Using the records that follow, copy every line containing the word "click".
────────────────────
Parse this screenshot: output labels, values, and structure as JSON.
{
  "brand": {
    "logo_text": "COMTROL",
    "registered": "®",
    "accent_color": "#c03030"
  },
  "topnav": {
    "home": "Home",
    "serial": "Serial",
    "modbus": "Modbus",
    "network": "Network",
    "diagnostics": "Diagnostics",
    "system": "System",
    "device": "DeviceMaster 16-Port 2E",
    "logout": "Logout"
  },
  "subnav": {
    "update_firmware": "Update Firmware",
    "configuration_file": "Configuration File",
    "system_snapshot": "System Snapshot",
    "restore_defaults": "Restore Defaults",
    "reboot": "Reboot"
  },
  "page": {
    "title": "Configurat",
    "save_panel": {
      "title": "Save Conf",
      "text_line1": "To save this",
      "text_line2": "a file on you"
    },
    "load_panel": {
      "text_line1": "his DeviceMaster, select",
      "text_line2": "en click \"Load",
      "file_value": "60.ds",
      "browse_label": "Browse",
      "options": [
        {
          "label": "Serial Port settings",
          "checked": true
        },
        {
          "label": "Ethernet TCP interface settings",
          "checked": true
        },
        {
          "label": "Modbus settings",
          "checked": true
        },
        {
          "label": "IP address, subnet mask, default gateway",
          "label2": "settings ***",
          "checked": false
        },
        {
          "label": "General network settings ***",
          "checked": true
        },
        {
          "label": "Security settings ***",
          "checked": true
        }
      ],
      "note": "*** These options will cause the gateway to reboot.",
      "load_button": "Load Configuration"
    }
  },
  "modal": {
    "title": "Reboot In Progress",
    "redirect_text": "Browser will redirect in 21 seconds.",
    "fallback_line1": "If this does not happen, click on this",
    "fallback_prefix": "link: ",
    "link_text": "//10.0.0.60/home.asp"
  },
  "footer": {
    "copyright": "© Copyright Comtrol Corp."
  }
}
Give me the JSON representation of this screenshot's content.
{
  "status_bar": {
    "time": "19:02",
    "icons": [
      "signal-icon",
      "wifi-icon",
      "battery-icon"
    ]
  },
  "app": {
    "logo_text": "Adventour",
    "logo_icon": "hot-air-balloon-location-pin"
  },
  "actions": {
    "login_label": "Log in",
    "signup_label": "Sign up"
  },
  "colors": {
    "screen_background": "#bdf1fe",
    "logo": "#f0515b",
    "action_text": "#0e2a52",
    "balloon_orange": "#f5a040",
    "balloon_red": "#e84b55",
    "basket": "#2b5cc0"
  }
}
────────────────────
§ Task result
      "text_line2": "en click \"Load",
    "fallback_line1": "If this does not happen, click on this",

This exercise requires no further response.